Entries shown
######

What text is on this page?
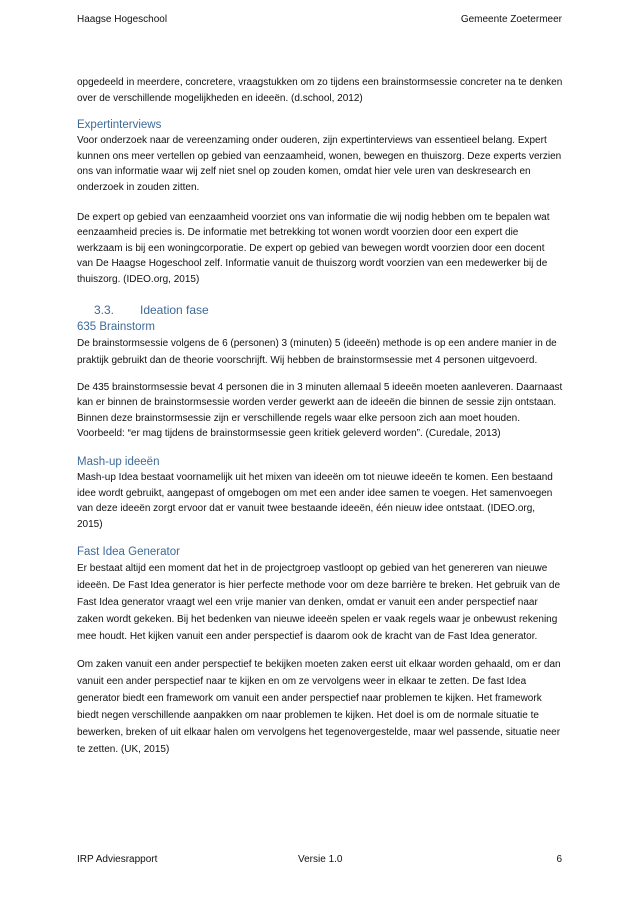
Haagse Hogeschool	Gemeente Zoetermeer

opgedeeld in meerdere, concretere, vraagstukken om zo tijdens een brainstormsessie concreter na te denken over de verschillende mogelijkheden en ideeën. (d.school, 2012)

Expertinterviews

Voor onderzoek naar de vereenzaming onder ouderen, zijn expertinterviews van essentieel belang. Expert kunnen ons meer vertellen op gebied van eenzaamheid, wonen, bewegen en thuiszorg. Deze experts verzien ons van informatie waar wij zelf niet snel op zouden komen, omdat hier vele uren van deskresearch en onderzoek in zouden zitten.

De expert op gebied van eenzaamheid voorziet ons van informatie die wij nodig hebben om te bepalen wat eenzaamheid precies is. De informatie met betrekking tot wonen wordt voorzien door een expert die werkzaam is bij een woningcorporatie. De expert op gebied van bewegen wordt voorzien door een docent van De Haagse Hogeschool zelf. Informatie vanuit de thuiszorg wordt voorzien van een medewerker bij de thuiszorg. (IDEO.org, 2015)

3.3. Ideation fase
635 Brainstorm

De brainstormsessie volgens de 6 (personen) 3 (minuten) 5 (ideeën) methode is op een andere manier in de praktijk gebruikt dan de theorie voorschrijft. Wij hebben de brainstormsessie met 4 personen uitgevoerd.

De 435 brainstormsessie bevat 4 personen die in 3 minuten allemaal 5 ideeën moeten aanleveren. Daarnaast kan er binnen de brainstormsessie worden verder gewerkt aan de ideeën die binnen de sessie zijn ontstaan. Binnen deze brainstormsessie zijn er verschillende regels waar elke persoon zich aan moet houden. Voorbeeld: “er mag tijdens de brainstormsessie geen kritiek geleverd worden”. (Curedale, 2013)

Mash-up ideeën

Mash-up Idea bestaat voornamelijk uit het mixen van ideeën om tot nieuwe ideeën te komen. Een bestaand idee wordt gebruikt, aangepast of omgebogen om met een ander idee samen te voegen. Het samenvoegen van deze ideeën zorgt ervoor dat er vanuit twee bestaande ideeën, één nieuw idee ontstaat. (IDEO.org, 2015)

Fast Idea Generator

Er bestaat altijd een moment dat het in de projectgroep vastloopt op gebied van het genereren van nieuwe ideeën. De Fast Idea generator is hier perfecte methode voor om deze barrière te breken. Het gebruik van de Fast Idea generator vraagt wel een vrije manier van denken, omdat er vanuit een ander perspectief naar zaken wordt gekeken. Bij het bedenken van nieuwe ideeën spelen er vaak regels waar je onbewust rekening mee houdt. Het kijken vanuit een ander perspectief is daarom ook de kracht van de Fast Idea generator.

Om zaken vanuit een ander perspectief te bekijken moeten zaken eerst uit elkaar worden gehaald, om er dan vanuit een ander perspectief naar te kijken en om ze vervolgens weer in elkaar te zetten. De fast Idea generator biedt een framework om vanuit een ander perspectief naar problemen te kijken. Het framework biedt negen verschillende aanpakken om naar problemen te kijken. Het doel is om de normale situatie te bewerken, breken of uit elkaar halen om vervolgens het tegenovergestelde, maar wel passende, situatie neer te zetten. (UK, 2015)

IRP Adviesrapport	Versie 1.0	6
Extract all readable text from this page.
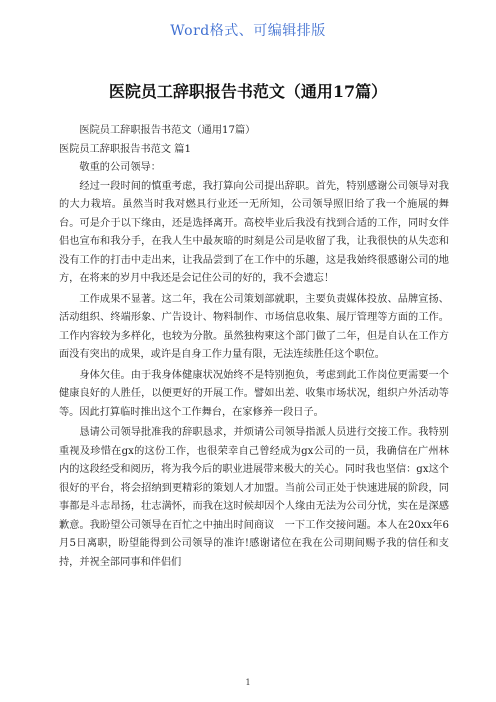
Word格式、可编辑排版
医院员工辞职报告书范文（通用17篇）

医院员工辞职报告书范文（通用17篇）

医院员工辞职报告书范文 篇1

敬重的公司领导：

经过一段时间的慎重考虑，我打算向公司提出辞职。首先，特别感谢公司领导对我的大力栽培。虽然当时我对燃具行业还一无所知，公司领导照旧给了我一个施展的舞台。可是介于以下缘由，还是选择离开。高校毕业后我没有找到合适的工作，同时女伴侣也宣布和我分手，在我人生中最灰暗的时刻是公司是收留了我，让我很快的从失恋和没有工作的打击中走出来，让我品尝到了在工作中的乐趣，这是我始终很感谢公司的地方，在将来的岁月中我还是会记住公司的好的，我不会遗忘！

工作成果不显著。这二年，我在公司策划部就职，主要负责媒体投放、品牌宣扬、活动组织、终端形象、广告设计、物料制作、市场信息收集、展厅管理等方面的工作。工作内容较为多样化，也较为分散。虽然独构柬这个部门做了二年，但是自认在工作方面没有突出的成果，或许是自身工作力量有限，无法连续胜任这个职位。

身体欠佳。由于我身体健康状况始终不是特别抱负，考虑到此工作岗位更需要一个健康良好的人胜任，以便更好的开展工作。譬如出差、收集市场状况，组织户外活动等等。因此打算临时推出这个工作舞台，在家修养一段日子。

恳请公司领导批准我的辞职恳求，并烦请公司领导指派人员进行交接工作。我特别重视及珍惜在gx的这份工作，也很荣幸自己曾经成为gx公司的一员，我确信在广州林内的这段经受和阅历，将为我今后的职业进展带来极大的关心。同时我也坚信：gx这个很好的平台，将会招纳到更精彩的策划人才加盟。当前公司正处于快速进展的阶段，同事都是斗志昂扬，壮志满怀，而我在这时候却因个人缘由无法为公司分忧，实在是深感歉意。我盼望公司领导在百忙之中抽出时间商议　一下工作交接问题。本人在20xx年6月5日离职，盼望能得到公司领导的准许!感谢诸位在我在公司期间赐予我的信任和支持，并祝全部同事和伴侣们

1
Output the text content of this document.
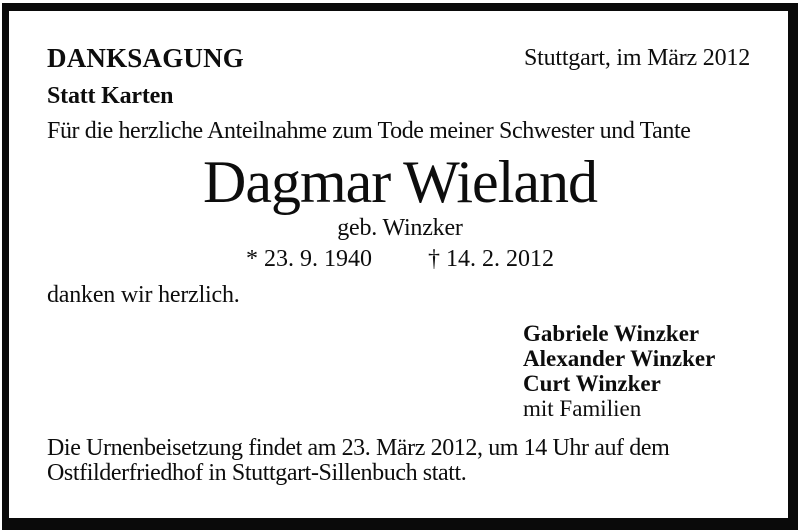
DANKSAGUNG	Stuttgart, im März 2012
Statt Karten
Für die herzliche Anteilnahme zum Tode meiner Schwester und Tante
Dagmar Wieland
geb. Winzker
* 23. 9. 1940 † 14. 2. 2012
danken wir herzlich.
Gabriele Winzker
Alexander Winzker
Curt Winzker
mit Familien
Die Urnenbeisetzung findet am 23. März 2012, um 14 Uhr auf dem
Ostfilderfriedhof in Stuttgart-Sillenbuch statt.
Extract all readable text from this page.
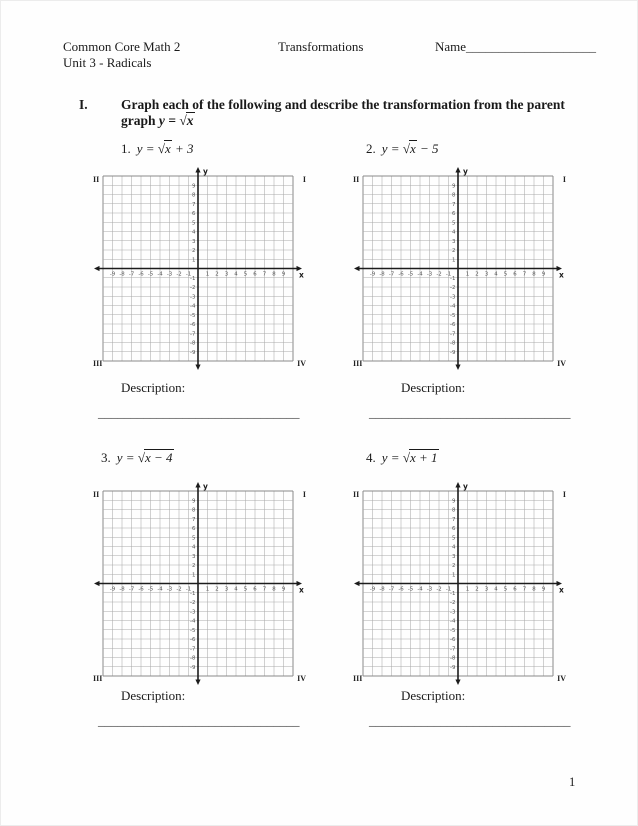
Common Core Math 2
Unit 3 - Radicals
Transformations	Name____________________
I. Graph each of the following and describe the transformation from the parent graph y = √x
1. y = √x + 3	2. y = √x − 5
-9 -8 -7 -6 -5 -4 -3 -2 -1	1 2 3 4 5 6 7 8 9
9
8
7
6
5
4
3
2
1
-1
-2
-3
-4
-5
-6
-7
-8
-9
x
y
II	I
III	IV
-9 -8 -7 -6 -5 -4 -3 -2 -1	1 2 3 4 5 6 7 8 9
9
8
7
6
5
4
3
2
1
-1
-2
-3
-4
-5
-6
-7
-8
-9
x
y
II	I
III	IV
Description:	Description:
_______________________________	_______________________________
3. y = √x − 4	4. y = √x + 1
-9 -8 -7 -6 -5 -4 -3 -2 -1	1 2 3 4 5 6 7 8 9
9
8
7
6
5
4
3
2
1
-1
-2
-3
-4
-5
-6
-7
-8
-9
x
y
II	I
III	IV
-9 -8 -7 -6 -5 -4 -3 -2 -1	1 2 3 4 5 6 7 8 9
9
8
7
6
5
4
3
2
1
-1
-2
-3
-4
-5
-6
-7
-8
-9
x
y
II	I
III	IV
Description:	Description:
_______________________________	_______________________________
1
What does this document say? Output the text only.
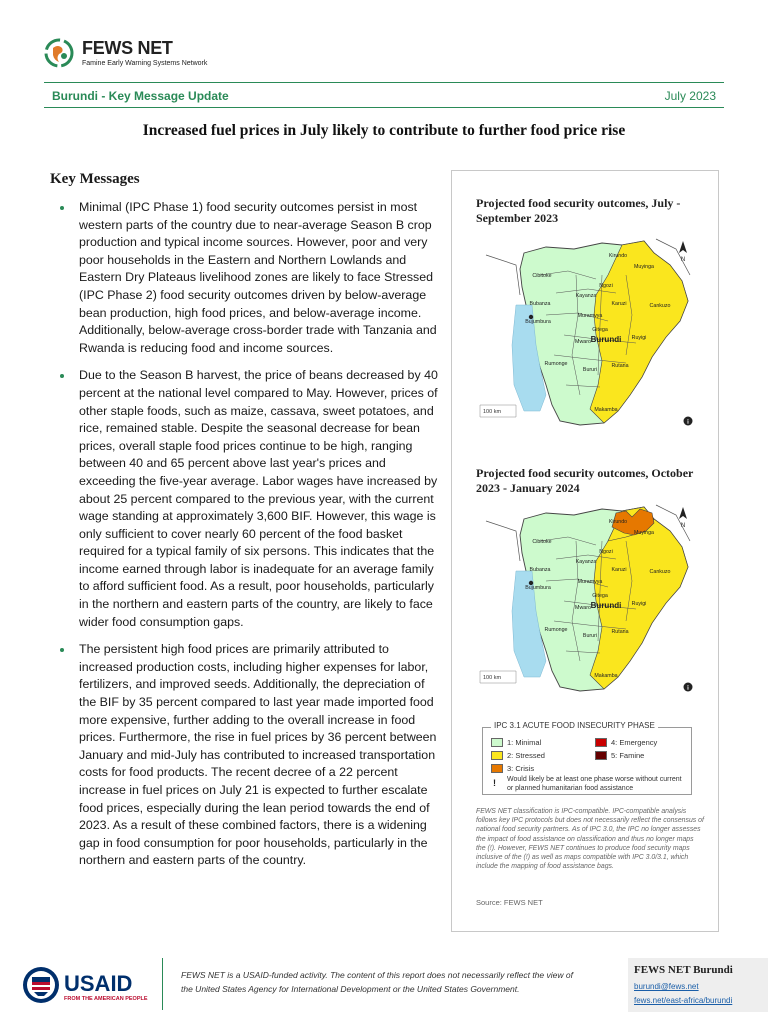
FEWS NET
Famine Early Warning Systems Network
Burundi - Key Message Update	July 2023
Increased fuel prices in July likely to contribute to further food price rise
Key Messages
Minimal (IPC Phase 1) food security outcomes persist in most western parts of the country due to near-average Season B crop production and typical income sources. However, poor and very poor households in the Eastern and Northern Lowlands and Eastern Dry Plateaus livelihood zones are likely to face Stressed (IPC Phase 2) food security outcomes driven by below-average bean production, high food prices, and below-average income. Additionally, below-average cross-border trade with Tanzania and Rwanda is reducing food and income sources.
Due to the Season B harvest, the price of beans decreased by 40 percent at the national level compared to May. However, prices of other staple foods, such as maize, cassava, sweet potatoes, and rice, remained stable. Despite the seasonal decrease for bean prices, overall staple food prices continue to be high, ranging between 40 and 65 percent above last year's prices and exceeding the five-year average. Labor wages have increased by about 25 percent compared to the previous year, with the current wage standing at approximately 3,600 BIF. However, this wage is only sufficient to cover nearly 60 percent of the food basket required for a typical family of six persons. This indicates that the income earned through labor is inadequate for an average family to afford sufficient food. As a result, poor households, particularly in the northern and eastern parts of the country, are likely to face wider food consumption gaps.
The persistent high food prices are primarily attributed to increased production costs, including higher expenses for labor, fertilizers, and improved seeds. Additionally, the depreciation of the BIF by 35 percent compared to last year made imported food more expensive, further adding to the overall increase in food prices. Furthermore, the rise in fuel prices by 36 percent between January and mid-July has contributed to increased transportation costs for food products. The recent decree of a 22 percent increase in fuel prices on July 21 is expected to further escalate food prices, especially during the lean period towards the end of 2023. As a result of these combined factors, there is a widening gap in food consumption for poor households, particularly in the northern and eastern parts of the country.
Projected food security outcomes, July - September 2023
N
100 km
i
Kirundo
Muyinga
Cibitoke
Ngozi
Kayanza
Bubanza	Karuzi	Cankuzo
Bujumbura
Muramvya
Gitega
Ruyigi
Burundi
Mwaro
Rumonge
Bururi
Rutana
Makamba
Projected food security outcomes, October 2023 - January 2024
N
100 km
i
Kirundo
Muyinga
Cibitoke
Ngozi
Kayanza
Bubanza	Karuzi	Cankuzo
Bujumbura
Muramvya
Gitega
Ruyigi
Burundi
Mwaro
Rumonge
Bururi
Rutana
Makamba
IPC 3.1 ACUTE FOOD INSECURITY PHASE
1: Minimal
2: Stressed
3: Crisis
4: Emergency
5: Famine
! Would likely be at least one phase worse without current or planned humanitarian food assistance
FEWS NET classification is IPC-compatible. IPC-compatible analysis follows key IPC protocols but does not necessarily reflect the consensus of national food security partners. As of IPC 3.0, the IPC no longer assesses the impact of food assistance on classification and thus no longer maps the (!). However, FEWS NET continues to produce food security maps inclusive of the (!) as well as maps compatible with IPC 3.0/3.1, which include the mapping of food assistance bags.
Source: FEWS NET
USAID
FROM THE AMERICAN PEOPLE
FEWS NET is a USAID-funded activity. The content of this report does not necessarily reflect the view of the United States Agency for International Development or the United States Government.
FEWS NET Burundi
burundi@fews.net
fews.net/east-africa/burundi
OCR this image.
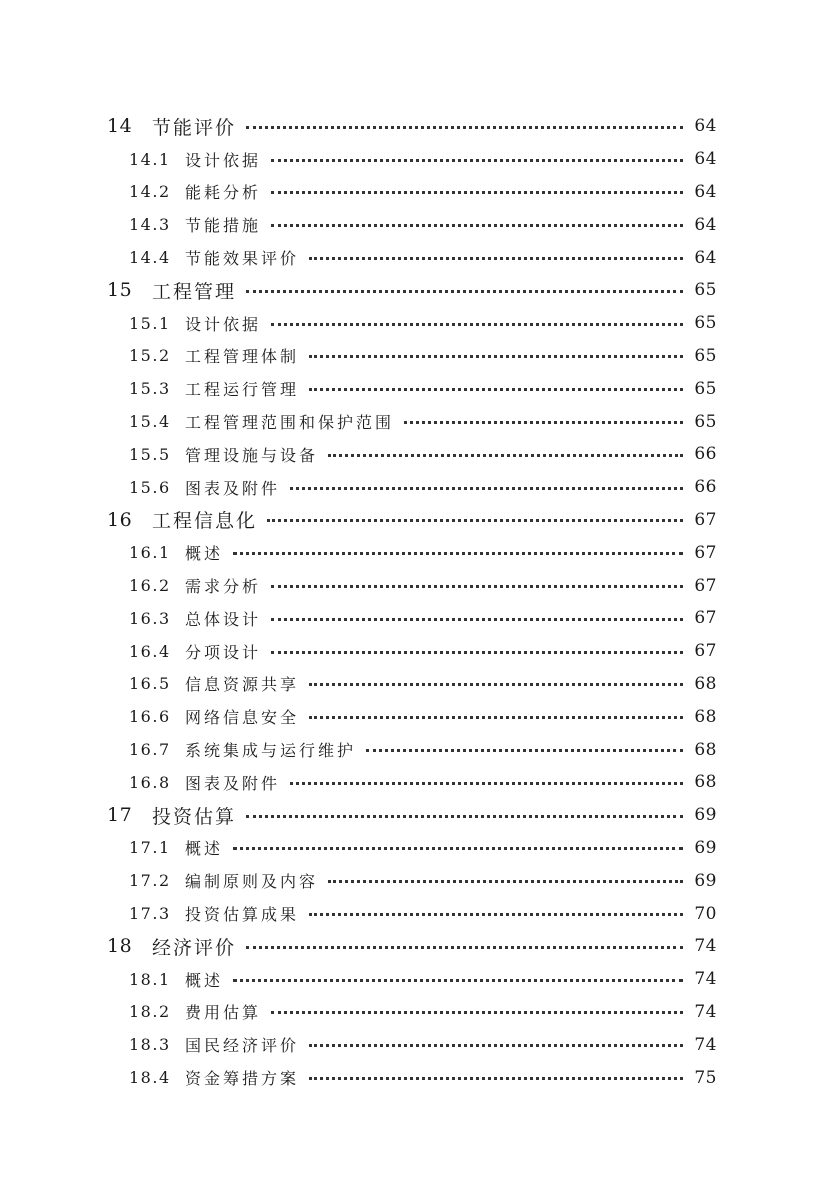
14	节能评价	64
14.1 设计依据	64
14.2 能耗分析	64
14.3 节能措施	64
14.4 节能效果评价	64
15	工程管理	65
15.1 设计依据	65
15.2 工程管理体制	65
15.3 工程运行管理	65
15.4 工程管理范围和保护范围	65
15.5 管理设施与设备	66
15.6 图表及附件	66
16	工程信息化	67
16.1 概述	67
16.2 需求分析	67
16.3 总体设计	67
16.4 分项设计	67
16.5 信息资源共享	68
16.6 网络信息安全	68
16.7 系统集成与运行维护	68
16.8 图表及附件	68
17	投资估算	69
17.1 概述	69
17.2 编制原则及内容	69
17.3 投资估算成果	70
18	经济评价	74
18.1 概述	74
18.2 费用估算	74
18.3 国民经济评价	74
18.4 资金筹措方案	75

######

Your objective
Go through the material above and count the lines that contain "Stuttgart"; answer with the number alone.

Correct result
2